# Start of MATERIAL SUPPLIED

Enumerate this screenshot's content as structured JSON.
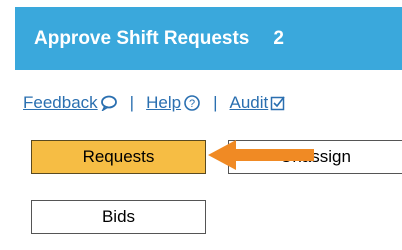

# End of MATERIAL SUPPLIED
# Start of MATERIAL SUPPLIED

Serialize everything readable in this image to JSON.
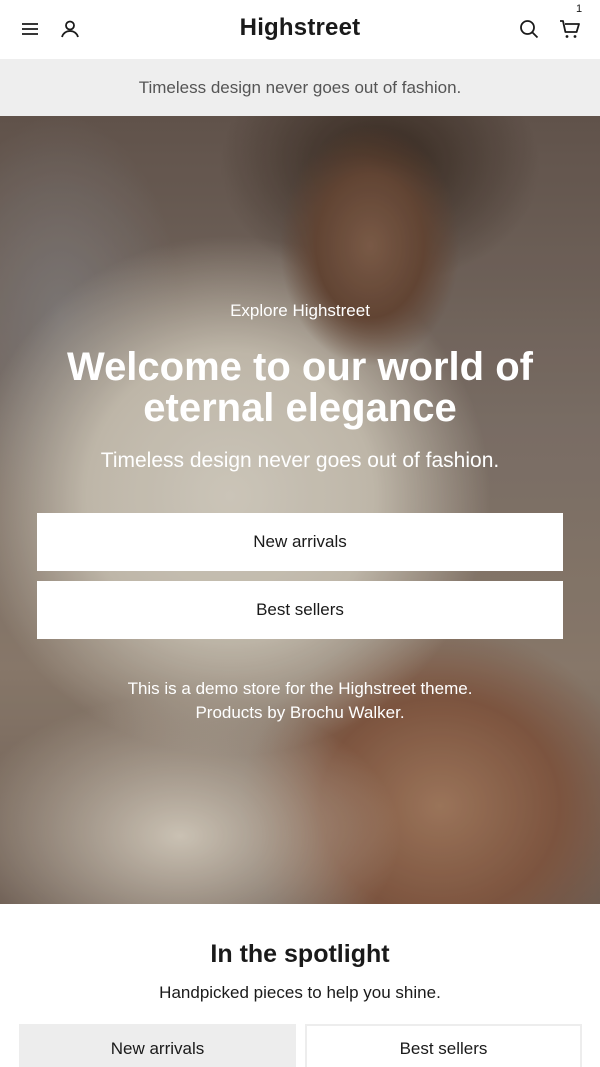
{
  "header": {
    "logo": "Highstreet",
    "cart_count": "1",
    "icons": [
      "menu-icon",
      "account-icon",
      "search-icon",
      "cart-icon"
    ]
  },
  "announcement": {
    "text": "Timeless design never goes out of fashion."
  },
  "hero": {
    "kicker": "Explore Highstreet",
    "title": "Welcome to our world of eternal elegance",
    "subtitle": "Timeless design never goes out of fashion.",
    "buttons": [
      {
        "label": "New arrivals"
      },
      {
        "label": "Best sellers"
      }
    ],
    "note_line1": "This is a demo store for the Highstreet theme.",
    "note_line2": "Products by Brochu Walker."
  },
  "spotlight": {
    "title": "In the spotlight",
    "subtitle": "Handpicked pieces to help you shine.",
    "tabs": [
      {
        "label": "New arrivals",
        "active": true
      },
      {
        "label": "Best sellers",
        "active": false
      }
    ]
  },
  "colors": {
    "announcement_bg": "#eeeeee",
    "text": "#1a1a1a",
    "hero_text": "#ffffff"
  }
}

# End of MATERIAL SUPPLIED
# Start of MATERIAL SUPPLIED

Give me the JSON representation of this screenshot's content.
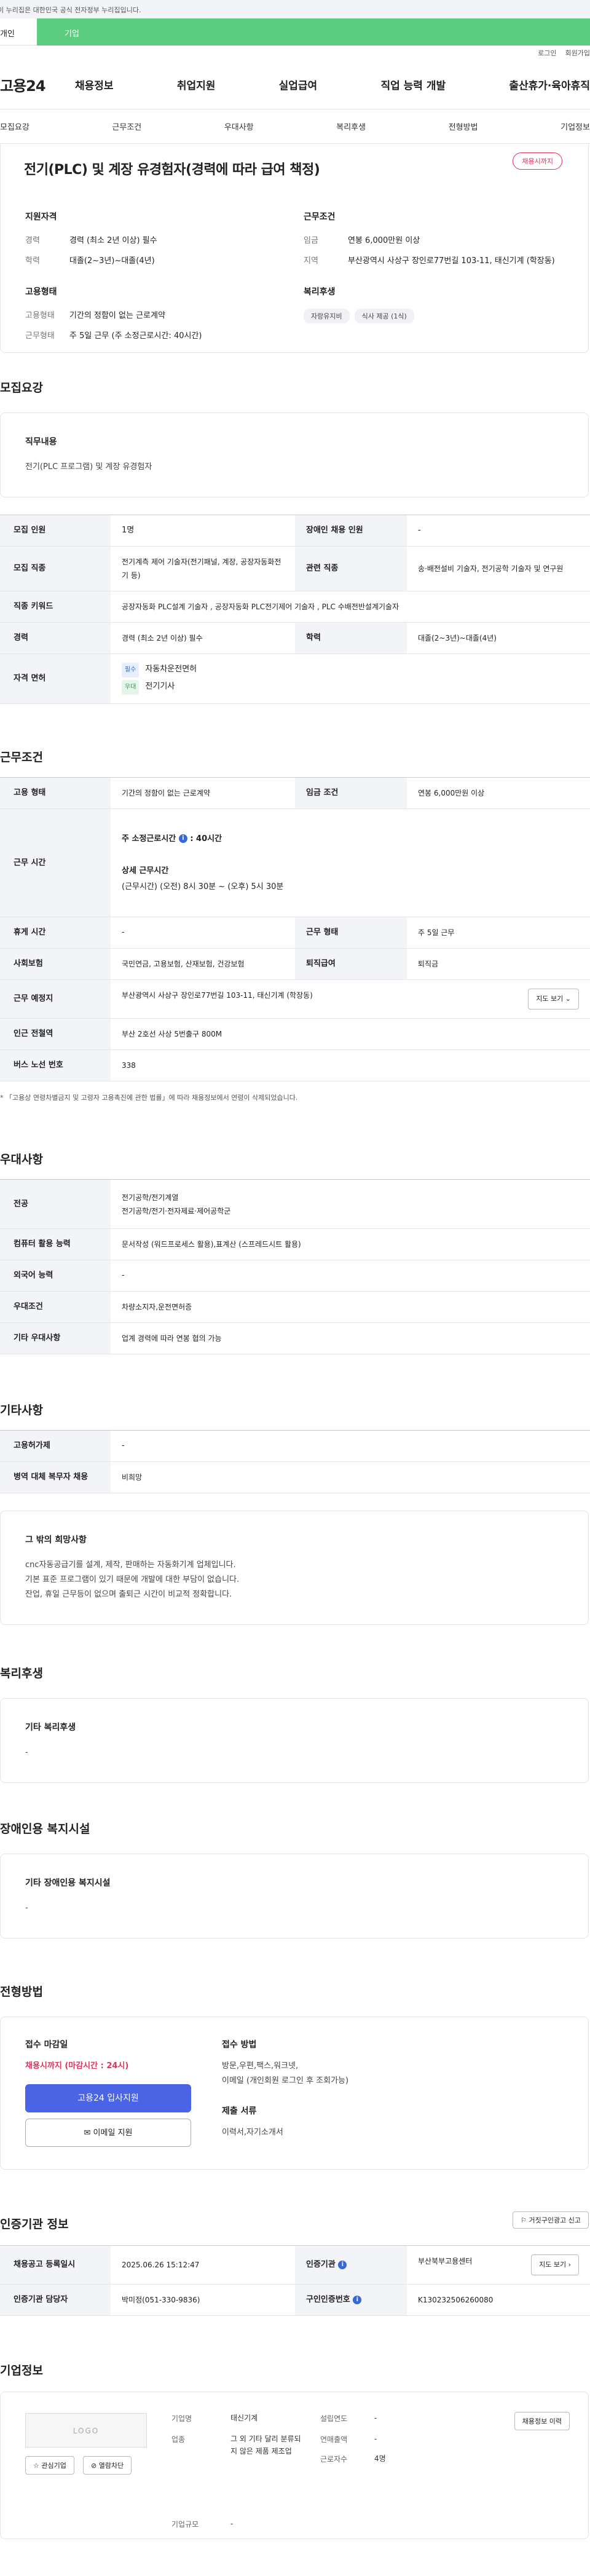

# End of MATERIAL SUPPLIED

PROMPT:
Sift through the entries and copy every line with "screenshot".

SOLUTION TO THIS EXERCISE:
Enumerate this screenshot's content as structured JSON.
Give me the JSON representation of this screenshot's content.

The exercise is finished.